▶ [GIVEN PROBLEM]:
Reproduce the listing exactly, with no pictures in your copy.

▶ [DATASET ROWS]:
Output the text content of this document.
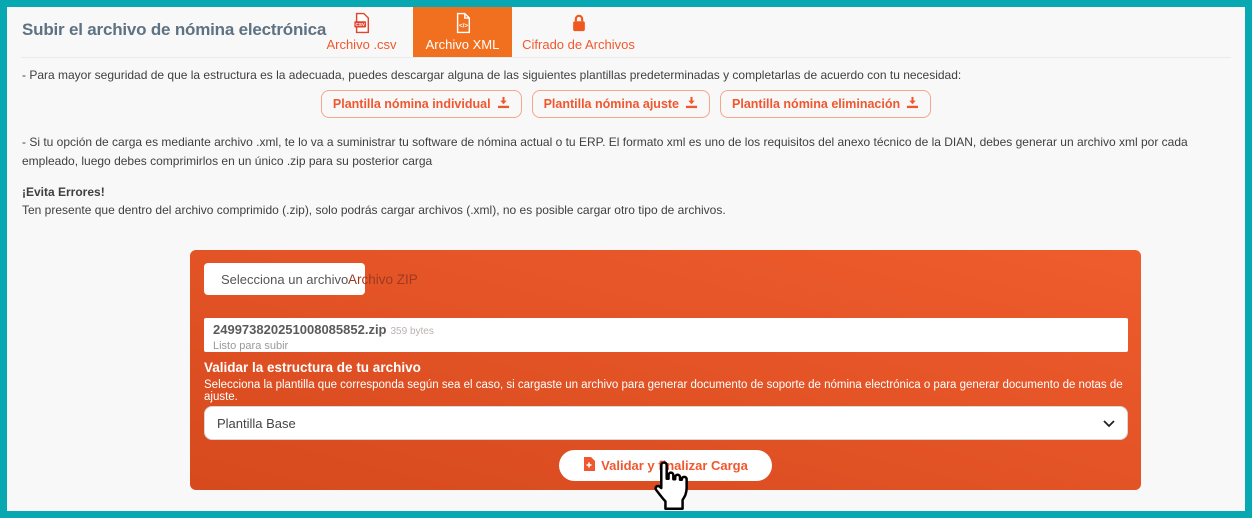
Subir el archivo de nómina electrónica	CSV
Archivo .csv
</>
Archivo XML Cifrado de Archivos

- Para mayor seguridad de que la estructura es la adecuada, puedes descargar alguna de las siguientes plantillas predeterminadas y completarlas de acuerdo con tu necesidad:

Plantilla nómina individual	Plantilla nómina ajuste	Plantilla nómina eliminación

- Si tu opción de carga es mediante archivo .xml, te lo va a suministrar tu software de nómina actual o tu ERP. El formato xml es uno de los requisitos del anexo técnico de la DIAN, debes generar un archivo xml por cada empleado, luego debes comprimirlos en un único .zip para su posterior carga

¡Evita Errores!

Ten presente que dentro del archivo comprimido (.zip), solo podrás cargar archivos (.xml), no es posible cargar otro tipo de archivos.

Selecciona un archivo Archivo ZIP
249973820251008085852.zip 359 bytes
Listo para subir
Validar la estructura de tu archivo
Selecciona la plantilla que corresponda según sea el caso, si cargaste un archivo para generar documento de soporte de nómina electrónica o para generar documento de notas de ajuste.
Plantilla Base
Validar y finalizar Carga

▶ [TASK OUTPUT]:
Output the text content of this document.
Subir el archivo de nómina electrónica	CSV
Archivo .csv
</>
Archivo XML Cifrado de Archivos

- Para mayor seguridad de que la estructura es la adecuada, puedes descargar alguna de las siguientes plantillas predeterminadas y completarlas de acuerdo con tu necesidad:

Plantilla nómina individual	Plantilla nómina ajuste	Plantilla nómina eliminación

- Si tu opción de carga es mediante archivo .xml, te lo va a suministrar tu software de nómina actual o tu ERP. El formato xml es uno de los requisitos del anexo técnico de la DIAN, debes generar un archivo xml por cada empleado, luego debes comprimirlos en un único .zip para su posterior carga

¡Evita Errores!

Ten presente que dentro del archivo comprimido (.zip), solo podrás cargar archivos (.xml), no es posible cargar otro tipo de archivos.

Selecciona un archivo Archivo ZIP
249973820251008085852.zip 359 bytes
Listo para subir
Validar la estructura de tu archivo
Selecciona la plantilla que corresponda según sea el caso, si cargaste un archivo para generar documento de soporte de nómina electrónica o para generar documento de notas de ajuste.
Plantilla Base
Validar y finalizar Carga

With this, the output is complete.